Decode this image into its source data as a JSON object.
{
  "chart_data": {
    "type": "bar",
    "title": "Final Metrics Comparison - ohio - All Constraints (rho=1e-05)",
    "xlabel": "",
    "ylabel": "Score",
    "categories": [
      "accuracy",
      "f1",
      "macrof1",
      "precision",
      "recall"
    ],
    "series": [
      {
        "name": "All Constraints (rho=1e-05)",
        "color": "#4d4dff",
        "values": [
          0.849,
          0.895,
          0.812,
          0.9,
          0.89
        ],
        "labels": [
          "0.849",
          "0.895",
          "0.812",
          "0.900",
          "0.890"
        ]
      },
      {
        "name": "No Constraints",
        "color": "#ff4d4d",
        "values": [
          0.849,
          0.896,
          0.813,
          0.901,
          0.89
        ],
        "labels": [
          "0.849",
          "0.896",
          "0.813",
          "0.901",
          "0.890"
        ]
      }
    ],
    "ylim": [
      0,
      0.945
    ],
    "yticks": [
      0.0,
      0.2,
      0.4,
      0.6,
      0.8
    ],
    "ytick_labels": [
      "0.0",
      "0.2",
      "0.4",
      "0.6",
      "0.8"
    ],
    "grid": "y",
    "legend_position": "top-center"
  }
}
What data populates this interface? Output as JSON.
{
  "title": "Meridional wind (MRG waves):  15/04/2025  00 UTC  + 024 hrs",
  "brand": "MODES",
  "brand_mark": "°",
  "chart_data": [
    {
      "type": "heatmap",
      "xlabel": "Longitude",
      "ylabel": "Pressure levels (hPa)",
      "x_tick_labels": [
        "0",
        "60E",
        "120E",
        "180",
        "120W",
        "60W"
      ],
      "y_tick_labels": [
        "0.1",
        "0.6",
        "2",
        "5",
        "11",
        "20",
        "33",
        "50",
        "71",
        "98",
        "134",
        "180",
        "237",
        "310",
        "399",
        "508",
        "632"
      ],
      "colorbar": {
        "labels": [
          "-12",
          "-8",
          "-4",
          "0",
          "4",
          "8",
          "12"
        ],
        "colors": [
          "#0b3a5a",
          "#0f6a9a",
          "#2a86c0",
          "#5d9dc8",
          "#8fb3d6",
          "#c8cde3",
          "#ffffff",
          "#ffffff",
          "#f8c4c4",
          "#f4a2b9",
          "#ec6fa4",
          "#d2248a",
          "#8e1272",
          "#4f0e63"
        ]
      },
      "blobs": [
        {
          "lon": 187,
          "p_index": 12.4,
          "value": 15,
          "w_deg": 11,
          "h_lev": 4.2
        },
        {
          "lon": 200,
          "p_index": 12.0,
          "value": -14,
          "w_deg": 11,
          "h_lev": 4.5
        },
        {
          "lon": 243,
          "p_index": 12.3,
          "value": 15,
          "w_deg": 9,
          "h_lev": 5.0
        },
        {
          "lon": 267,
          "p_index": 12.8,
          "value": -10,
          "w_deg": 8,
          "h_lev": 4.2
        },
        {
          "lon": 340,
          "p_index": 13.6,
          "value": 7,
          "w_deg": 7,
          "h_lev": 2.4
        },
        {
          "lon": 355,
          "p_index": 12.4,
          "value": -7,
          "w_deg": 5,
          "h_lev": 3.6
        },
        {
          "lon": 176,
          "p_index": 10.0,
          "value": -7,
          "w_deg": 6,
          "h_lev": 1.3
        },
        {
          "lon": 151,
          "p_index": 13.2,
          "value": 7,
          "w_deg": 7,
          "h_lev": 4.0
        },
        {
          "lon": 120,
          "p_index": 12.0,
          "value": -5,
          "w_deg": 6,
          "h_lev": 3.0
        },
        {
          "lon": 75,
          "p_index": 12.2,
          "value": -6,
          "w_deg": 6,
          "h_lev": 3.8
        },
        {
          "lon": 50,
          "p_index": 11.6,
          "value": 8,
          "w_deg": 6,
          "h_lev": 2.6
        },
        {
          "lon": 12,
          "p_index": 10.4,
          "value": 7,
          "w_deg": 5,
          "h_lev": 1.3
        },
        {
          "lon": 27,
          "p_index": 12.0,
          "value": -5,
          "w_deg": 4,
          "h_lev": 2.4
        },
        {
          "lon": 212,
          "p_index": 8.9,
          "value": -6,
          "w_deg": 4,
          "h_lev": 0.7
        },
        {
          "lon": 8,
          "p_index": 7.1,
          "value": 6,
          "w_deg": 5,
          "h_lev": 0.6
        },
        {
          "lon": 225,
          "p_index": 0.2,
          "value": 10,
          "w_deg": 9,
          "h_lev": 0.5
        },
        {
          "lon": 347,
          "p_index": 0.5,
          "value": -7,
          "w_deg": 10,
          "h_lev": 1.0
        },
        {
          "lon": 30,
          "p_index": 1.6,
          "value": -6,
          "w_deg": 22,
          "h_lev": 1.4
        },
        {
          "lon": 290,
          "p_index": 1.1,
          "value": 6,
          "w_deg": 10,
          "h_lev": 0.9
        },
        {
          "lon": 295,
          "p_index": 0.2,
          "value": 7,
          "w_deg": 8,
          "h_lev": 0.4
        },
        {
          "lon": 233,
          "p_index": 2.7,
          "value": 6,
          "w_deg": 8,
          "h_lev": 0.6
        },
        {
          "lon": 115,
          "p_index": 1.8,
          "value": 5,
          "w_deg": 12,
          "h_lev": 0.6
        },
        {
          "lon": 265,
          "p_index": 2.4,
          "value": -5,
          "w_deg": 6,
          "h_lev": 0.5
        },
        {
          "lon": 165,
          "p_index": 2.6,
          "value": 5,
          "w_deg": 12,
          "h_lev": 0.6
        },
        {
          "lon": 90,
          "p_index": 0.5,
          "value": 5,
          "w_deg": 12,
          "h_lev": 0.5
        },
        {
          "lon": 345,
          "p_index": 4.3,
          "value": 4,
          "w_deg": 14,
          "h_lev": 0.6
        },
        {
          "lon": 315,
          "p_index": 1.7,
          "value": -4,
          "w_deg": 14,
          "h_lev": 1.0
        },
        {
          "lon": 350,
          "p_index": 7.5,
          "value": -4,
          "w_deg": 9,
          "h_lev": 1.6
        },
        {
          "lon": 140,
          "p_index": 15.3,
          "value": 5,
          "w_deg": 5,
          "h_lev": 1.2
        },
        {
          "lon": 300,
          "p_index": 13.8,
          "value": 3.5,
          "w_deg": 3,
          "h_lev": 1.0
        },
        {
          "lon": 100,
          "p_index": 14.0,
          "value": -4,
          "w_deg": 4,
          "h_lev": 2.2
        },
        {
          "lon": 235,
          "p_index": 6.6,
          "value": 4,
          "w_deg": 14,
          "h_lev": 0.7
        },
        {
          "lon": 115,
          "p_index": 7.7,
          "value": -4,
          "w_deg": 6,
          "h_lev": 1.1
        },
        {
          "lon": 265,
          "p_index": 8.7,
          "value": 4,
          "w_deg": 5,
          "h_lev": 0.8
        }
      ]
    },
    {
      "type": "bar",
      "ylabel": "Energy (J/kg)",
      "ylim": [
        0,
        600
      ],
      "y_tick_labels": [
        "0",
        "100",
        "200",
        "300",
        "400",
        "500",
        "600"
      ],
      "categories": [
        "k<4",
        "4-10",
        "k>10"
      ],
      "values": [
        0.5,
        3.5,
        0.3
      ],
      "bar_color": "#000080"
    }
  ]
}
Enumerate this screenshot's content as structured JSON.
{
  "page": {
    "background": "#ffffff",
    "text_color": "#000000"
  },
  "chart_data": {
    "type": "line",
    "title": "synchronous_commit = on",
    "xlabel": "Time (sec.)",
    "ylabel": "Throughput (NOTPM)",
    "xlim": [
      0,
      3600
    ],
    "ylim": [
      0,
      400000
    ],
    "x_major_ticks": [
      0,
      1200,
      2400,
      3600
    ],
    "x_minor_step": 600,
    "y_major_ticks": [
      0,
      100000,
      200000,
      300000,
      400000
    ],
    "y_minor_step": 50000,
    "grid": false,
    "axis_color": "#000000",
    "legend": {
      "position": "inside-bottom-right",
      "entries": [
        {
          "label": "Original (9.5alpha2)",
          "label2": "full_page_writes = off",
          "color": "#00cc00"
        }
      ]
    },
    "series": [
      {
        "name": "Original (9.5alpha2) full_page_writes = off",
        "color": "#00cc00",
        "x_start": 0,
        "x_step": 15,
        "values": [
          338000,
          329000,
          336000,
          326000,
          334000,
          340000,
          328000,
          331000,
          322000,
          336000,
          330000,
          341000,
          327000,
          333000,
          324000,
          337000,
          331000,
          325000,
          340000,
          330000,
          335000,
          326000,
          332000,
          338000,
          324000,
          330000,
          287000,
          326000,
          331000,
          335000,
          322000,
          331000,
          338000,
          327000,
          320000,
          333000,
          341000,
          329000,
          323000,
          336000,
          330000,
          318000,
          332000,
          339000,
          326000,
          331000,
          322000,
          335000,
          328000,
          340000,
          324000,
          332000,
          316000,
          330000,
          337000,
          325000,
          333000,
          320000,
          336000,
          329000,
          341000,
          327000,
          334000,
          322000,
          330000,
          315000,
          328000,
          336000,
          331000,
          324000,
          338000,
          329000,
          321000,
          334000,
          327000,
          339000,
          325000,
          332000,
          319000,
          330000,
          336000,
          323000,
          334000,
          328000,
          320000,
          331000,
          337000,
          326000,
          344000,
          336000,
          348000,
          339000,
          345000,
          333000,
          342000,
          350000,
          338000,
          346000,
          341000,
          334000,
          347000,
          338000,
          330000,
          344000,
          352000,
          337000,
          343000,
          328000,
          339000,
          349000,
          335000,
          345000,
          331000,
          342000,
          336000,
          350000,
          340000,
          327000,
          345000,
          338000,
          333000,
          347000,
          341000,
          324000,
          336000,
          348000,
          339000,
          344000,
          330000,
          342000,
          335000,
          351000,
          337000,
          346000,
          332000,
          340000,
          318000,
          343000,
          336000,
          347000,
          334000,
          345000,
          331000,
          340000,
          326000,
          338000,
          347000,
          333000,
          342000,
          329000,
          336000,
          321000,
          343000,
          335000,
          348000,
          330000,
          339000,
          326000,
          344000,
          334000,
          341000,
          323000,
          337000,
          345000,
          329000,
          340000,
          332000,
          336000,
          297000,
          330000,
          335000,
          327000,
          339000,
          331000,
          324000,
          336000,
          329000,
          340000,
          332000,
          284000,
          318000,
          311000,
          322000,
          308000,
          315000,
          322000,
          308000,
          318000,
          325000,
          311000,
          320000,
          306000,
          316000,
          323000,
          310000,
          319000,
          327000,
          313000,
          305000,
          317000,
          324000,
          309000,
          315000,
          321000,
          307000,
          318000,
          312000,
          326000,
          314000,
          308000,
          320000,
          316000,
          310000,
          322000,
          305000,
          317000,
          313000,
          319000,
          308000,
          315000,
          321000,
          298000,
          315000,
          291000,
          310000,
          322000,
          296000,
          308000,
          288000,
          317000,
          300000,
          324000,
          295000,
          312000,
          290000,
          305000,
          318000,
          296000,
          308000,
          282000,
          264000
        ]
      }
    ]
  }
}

Objective:
Only a number is expected here: the count of lines in the listing that hold the string "ylabel".

Worked solution:
4